Raw data —
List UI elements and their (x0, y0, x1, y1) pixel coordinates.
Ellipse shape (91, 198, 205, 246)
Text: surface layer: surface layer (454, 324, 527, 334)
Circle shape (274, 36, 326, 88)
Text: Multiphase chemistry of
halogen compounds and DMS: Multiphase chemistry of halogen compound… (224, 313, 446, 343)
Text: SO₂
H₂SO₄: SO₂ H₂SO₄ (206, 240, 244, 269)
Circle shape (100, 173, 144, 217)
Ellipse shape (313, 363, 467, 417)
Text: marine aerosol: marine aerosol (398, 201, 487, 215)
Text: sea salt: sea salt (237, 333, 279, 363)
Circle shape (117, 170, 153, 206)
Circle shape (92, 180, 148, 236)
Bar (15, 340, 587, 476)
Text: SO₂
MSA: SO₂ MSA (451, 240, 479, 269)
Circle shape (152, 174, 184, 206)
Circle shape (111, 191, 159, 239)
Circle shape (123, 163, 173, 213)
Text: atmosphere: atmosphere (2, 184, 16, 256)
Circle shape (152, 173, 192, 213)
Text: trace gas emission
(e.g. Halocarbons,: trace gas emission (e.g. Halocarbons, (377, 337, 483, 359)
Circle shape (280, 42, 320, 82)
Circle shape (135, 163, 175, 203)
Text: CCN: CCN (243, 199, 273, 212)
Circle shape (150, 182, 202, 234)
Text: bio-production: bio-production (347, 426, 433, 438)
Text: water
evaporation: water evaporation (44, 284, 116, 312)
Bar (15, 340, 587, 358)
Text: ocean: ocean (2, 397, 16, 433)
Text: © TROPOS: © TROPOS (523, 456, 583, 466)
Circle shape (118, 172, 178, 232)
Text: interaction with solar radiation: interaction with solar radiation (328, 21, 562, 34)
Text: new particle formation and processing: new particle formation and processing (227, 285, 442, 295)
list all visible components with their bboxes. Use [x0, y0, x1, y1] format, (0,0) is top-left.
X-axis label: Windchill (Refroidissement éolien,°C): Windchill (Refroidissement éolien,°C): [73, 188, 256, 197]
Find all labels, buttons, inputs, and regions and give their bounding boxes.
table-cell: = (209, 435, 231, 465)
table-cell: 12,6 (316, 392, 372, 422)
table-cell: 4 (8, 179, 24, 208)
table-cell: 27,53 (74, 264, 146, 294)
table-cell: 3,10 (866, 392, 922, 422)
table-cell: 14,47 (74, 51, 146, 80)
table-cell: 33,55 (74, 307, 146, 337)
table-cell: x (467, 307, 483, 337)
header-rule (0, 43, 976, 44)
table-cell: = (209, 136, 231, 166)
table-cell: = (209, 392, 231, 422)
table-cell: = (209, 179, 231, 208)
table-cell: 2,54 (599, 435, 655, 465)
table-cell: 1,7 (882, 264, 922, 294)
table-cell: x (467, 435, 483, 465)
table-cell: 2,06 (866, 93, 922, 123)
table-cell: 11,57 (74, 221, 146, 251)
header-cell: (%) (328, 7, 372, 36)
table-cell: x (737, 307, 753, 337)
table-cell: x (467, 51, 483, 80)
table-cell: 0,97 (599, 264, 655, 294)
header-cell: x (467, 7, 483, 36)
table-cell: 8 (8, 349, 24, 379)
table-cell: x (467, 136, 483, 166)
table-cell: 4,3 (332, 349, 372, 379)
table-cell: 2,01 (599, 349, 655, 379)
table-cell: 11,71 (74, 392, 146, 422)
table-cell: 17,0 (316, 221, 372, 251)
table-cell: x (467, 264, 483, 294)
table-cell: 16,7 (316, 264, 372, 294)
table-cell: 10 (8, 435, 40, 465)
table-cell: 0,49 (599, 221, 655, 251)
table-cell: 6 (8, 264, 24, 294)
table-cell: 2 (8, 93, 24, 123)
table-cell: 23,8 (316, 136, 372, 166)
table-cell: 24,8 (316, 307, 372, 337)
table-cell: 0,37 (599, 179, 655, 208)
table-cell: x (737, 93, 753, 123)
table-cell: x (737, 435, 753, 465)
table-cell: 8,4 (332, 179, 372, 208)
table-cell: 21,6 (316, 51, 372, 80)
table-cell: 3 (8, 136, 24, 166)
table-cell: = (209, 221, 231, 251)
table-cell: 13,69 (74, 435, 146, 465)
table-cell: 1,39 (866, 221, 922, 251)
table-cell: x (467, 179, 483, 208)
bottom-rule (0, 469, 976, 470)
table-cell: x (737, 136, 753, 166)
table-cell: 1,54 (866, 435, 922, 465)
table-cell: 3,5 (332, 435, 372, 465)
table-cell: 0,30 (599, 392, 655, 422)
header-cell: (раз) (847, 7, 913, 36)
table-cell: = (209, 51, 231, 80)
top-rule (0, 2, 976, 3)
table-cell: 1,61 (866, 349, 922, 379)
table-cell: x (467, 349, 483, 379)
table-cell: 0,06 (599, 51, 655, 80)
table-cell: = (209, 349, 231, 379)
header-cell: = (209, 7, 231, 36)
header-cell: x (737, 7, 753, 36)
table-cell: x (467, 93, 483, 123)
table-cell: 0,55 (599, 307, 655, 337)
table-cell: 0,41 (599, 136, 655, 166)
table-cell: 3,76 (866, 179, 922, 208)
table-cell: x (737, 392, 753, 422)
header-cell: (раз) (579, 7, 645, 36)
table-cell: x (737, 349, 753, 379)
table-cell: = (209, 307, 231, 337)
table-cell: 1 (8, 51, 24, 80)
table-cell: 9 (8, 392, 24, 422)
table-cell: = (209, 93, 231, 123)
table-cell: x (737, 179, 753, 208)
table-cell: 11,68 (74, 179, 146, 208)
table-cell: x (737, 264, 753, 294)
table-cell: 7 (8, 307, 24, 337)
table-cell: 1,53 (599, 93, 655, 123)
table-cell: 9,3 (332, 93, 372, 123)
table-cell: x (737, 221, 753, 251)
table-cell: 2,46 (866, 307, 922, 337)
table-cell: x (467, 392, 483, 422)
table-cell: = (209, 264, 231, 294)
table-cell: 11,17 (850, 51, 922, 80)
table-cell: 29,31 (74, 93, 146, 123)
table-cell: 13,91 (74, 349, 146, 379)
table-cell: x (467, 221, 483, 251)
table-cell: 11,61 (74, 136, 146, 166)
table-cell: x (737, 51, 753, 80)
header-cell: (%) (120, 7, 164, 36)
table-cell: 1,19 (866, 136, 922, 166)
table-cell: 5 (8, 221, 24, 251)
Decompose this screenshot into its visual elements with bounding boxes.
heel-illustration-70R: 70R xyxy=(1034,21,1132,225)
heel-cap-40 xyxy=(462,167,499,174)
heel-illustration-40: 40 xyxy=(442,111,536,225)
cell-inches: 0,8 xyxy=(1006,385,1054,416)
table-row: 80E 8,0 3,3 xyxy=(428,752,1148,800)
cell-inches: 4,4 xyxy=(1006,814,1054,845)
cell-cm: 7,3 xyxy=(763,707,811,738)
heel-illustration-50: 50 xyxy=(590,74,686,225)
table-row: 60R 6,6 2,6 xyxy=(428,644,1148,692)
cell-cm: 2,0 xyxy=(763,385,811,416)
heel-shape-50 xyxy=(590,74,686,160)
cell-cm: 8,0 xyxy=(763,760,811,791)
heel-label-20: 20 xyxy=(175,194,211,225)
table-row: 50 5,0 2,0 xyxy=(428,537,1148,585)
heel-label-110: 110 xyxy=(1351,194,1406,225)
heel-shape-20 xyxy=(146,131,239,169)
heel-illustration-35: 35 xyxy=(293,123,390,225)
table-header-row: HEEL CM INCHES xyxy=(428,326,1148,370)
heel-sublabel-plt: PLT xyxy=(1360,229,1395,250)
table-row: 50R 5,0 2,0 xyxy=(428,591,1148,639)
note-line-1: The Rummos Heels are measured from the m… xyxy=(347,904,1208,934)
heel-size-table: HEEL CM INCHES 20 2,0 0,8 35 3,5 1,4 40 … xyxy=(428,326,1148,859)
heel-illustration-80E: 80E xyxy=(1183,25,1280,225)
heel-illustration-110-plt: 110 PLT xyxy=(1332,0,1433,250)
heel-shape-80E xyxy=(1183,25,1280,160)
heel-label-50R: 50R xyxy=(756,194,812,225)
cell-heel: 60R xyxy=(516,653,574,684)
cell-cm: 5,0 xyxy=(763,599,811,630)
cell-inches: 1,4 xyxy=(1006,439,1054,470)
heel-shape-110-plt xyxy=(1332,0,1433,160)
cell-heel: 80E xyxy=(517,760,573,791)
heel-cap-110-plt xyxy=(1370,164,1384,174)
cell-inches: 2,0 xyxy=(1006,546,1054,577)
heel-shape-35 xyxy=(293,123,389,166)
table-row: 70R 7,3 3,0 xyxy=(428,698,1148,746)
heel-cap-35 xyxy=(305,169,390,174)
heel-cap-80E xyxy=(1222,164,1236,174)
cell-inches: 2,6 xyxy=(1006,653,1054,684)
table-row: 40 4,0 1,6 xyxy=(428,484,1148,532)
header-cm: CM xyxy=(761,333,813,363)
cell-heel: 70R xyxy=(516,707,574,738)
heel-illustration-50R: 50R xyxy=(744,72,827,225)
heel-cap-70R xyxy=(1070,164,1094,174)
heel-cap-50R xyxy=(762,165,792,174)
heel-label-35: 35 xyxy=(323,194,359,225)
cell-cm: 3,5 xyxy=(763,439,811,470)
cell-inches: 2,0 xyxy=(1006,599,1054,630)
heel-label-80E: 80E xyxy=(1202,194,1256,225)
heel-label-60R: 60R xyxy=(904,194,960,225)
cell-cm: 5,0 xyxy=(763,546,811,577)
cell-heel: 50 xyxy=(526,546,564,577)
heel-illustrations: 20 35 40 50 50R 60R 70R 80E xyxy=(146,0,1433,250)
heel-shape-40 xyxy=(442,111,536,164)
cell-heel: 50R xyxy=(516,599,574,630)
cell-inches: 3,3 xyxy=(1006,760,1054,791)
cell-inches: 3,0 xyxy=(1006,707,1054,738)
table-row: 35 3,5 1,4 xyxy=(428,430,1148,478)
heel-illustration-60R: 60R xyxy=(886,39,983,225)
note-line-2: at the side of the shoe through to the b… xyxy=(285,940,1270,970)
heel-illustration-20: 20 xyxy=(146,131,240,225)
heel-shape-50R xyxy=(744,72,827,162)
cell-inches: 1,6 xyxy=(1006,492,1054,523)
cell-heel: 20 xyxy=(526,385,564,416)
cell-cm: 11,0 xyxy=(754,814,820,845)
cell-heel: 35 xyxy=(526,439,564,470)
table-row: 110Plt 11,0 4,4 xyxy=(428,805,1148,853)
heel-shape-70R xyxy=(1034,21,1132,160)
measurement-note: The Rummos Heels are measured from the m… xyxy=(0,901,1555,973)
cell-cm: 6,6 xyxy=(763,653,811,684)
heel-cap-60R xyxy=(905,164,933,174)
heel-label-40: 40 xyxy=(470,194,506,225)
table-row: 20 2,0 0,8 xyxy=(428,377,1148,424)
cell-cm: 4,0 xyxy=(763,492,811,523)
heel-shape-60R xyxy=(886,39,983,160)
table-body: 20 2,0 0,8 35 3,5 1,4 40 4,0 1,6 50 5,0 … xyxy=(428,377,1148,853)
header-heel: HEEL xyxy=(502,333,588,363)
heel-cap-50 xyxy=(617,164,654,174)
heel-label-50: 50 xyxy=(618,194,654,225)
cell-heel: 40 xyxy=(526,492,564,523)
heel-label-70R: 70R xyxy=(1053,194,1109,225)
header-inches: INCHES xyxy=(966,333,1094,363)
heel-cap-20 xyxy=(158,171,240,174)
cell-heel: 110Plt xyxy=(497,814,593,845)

Problem statement — Return as a JSON list of strings each line of the records, from the first line through the line containing "Circle shape (118, 172, 178, 232)", one string per line, with blank lines left out.

Result for this exercise —
[
  "List UI elements and their (x0, y0, x1, y1) pixel coordinates.",
  "Ellipse shape (91, 198, 205, 246)",
  "Text: surface layer: surface layer (454, 324, 527, 334)",
  "Circle shape (274, 36, 326, 88)",
  "Text: Multiphase chemistry of",
  "halogen compounds and DMS: Multiphase chemistry of halogen compound… (224, 313, 446, 343)",
  "Text: SO₂",
  "H₂SO₄: SO₂ H₂SO₄ (206, 240, 244, 269)",
  "Circle shape (100, 173, 144, 217)",
  "Ellipse shape (313, 363, 467, 417)",
  "Text: marine aerosol: marine aerosol (398, 201, 487, 215)",
  "Text: sea salt: sea salt (237, 333, 279, 363)",
  "Circle shape (117, 170, 153, 206)",
  "Circle shape (92, 180, 148, 236)",
  "Bar (15, 340, 587, 476)",
  "Text: SO₂",
  "MSA: SO₂ MSA (451, 240, 479, 269)",
  "Circle shape (152, 174, 184, 206)",
  "Circle shape (111, 191, 159, 239)",
  "Circle shape (123, 163, 173, 213)",
  "Text: atmosphere: atmosphere (2, 184, 16, 256)",
  "Circle shape (152, 173, 192, 213)",
  "Text: trace gas emission",
  "(e.g. Halocarbons,: trace gas emission (e.g. Halocarbons, (377, 337, 483, 359)",
  "Circle shape (280, 42, 320, 82)",
  "Circle shape (135, 163, 175, 203)",
  "Text: CCN: CCN (243, 199, 273, 212)",
  "Circle shape (150, 182, 202, 234)",
  "Text: bio-production: bio-production (347, 426, 433, 438)",
  "Text: water",
  "evaporation: water evaporation (44, 284, 116, 312)",
  "Bar (15, 340, 587, 358)",
  "Text: ocean: ocean (2, 397, 16, 433)",
  "Text: © TROPOS: © TROPOS (523, 456, 583, 466)",
  "Circle shape (118, 172, 178, 232)"
]